Extracted records:
==*==

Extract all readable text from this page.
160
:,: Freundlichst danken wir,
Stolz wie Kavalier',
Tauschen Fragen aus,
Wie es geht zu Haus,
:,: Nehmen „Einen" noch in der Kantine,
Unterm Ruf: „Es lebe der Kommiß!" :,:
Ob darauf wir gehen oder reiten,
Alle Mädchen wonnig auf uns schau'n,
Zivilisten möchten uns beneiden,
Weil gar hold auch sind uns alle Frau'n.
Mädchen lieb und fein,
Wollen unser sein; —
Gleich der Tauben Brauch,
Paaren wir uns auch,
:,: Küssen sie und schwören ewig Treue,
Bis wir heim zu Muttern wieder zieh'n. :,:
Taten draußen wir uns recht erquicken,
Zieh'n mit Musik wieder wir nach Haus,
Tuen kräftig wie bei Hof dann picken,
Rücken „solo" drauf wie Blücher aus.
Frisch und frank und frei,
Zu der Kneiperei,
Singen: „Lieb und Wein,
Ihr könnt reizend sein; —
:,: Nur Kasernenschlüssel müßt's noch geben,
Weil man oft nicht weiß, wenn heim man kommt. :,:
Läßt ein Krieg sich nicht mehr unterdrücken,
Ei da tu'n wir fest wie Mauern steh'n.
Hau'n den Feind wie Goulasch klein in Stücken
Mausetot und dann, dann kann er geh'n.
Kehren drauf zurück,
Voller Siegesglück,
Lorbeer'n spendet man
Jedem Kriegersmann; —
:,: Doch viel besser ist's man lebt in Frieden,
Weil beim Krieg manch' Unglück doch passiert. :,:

==*==

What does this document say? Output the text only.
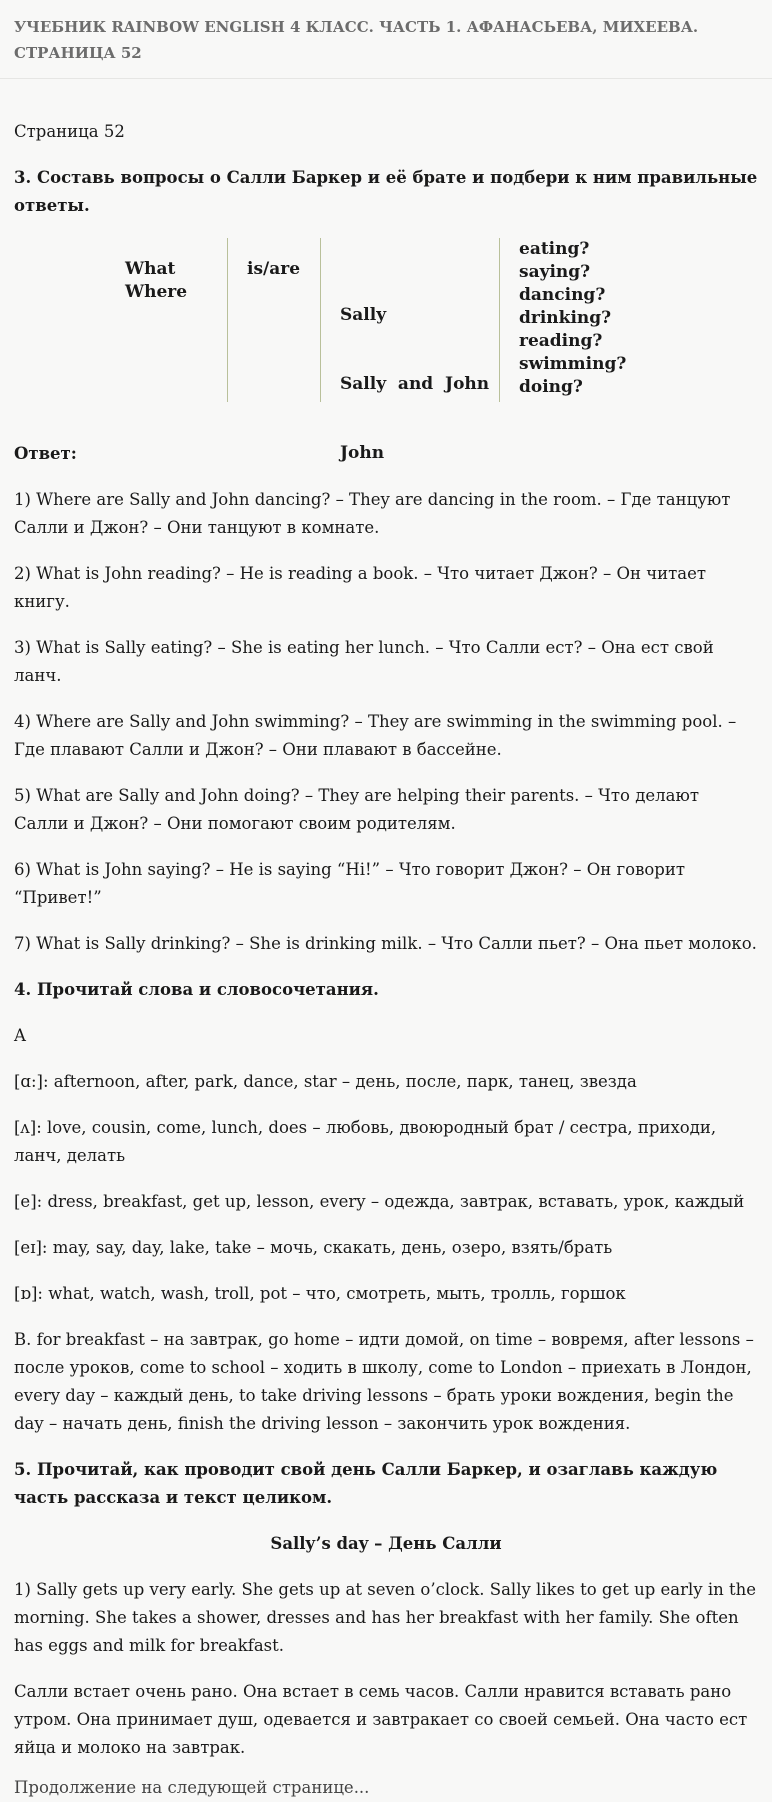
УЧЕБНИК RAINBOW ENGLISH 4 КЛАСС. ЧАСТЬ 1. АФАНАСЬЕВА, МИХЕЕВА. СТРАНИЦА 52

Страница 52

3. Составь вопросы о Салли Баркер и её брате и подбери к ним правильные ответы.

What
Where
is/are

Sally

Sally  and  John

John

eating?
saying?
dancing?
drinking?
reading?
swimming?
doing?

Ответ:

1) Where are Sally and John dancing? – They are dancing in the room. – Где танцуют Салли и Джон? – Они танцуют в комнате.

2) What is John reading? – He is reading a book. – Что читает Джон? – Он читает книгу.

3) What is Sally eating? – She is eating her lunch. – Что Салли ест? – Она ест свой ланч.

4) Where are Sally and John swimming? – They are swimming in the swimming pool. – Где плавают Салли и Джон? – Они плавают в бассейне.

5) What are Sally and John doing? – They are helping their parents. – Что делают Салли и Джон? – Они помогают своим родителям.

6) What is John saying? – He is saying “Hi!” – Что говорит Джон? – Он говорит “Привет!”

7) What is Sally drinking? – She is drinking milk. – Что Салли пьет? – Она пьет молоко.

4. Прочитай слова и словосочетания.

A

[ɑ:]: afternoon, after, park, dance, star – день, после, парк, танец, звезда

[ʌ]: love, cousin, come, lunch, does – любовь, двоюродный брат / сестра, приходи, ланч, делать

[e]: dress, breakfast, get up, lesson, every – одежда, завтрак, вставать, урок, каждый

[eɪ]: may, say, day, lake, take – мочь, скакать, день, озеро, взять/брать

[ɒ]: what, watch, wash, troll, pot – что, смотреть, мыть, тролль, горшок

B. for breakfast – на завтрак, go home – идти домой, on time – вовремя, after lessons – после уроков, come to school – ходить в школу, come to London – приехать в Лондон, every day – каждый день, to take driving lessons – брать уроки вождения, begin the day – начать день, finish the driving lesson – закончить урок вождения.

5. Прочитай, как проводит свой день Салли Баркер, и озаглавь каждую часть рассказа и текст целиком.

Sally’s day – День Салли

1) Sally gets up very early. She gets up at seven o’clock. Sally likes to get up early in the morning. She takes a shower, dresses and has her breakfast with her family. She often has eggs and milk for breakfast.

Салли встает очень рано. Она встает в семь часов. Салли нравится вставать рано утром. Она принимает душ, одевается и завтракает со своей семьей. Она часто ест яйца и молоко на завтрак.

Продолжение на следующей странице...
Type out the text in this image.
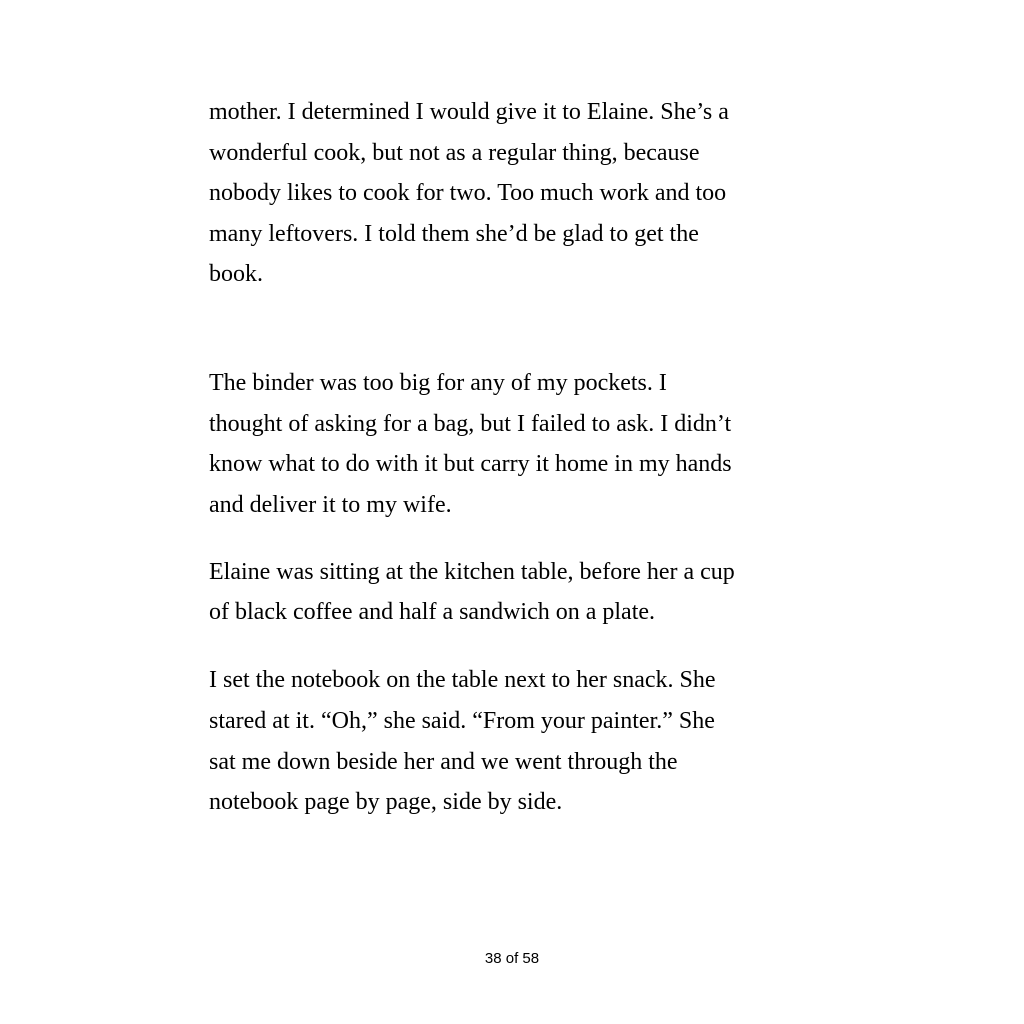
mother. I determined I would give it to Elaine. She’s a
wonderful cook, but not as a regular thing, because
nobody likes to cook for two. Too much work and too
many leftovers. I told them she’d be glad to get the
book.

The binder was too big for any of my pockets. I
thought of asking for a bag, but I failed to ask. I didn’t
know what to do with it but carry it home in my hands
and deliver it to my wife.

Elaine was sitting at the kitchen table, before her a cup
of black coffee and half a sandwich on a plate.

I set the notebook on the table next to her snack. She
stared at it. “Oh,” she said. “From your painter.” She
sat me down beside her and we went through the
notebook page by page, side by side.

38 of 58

==*==

* [Your objective]:
Go through the records above and copy every line with the word "swimming".

* [The response]:
swimming?
4) Where are Sally and John swimming? – They are swimming in the swimming pool. – Где плавают Салли и Джон? – Они плавают в бассейне.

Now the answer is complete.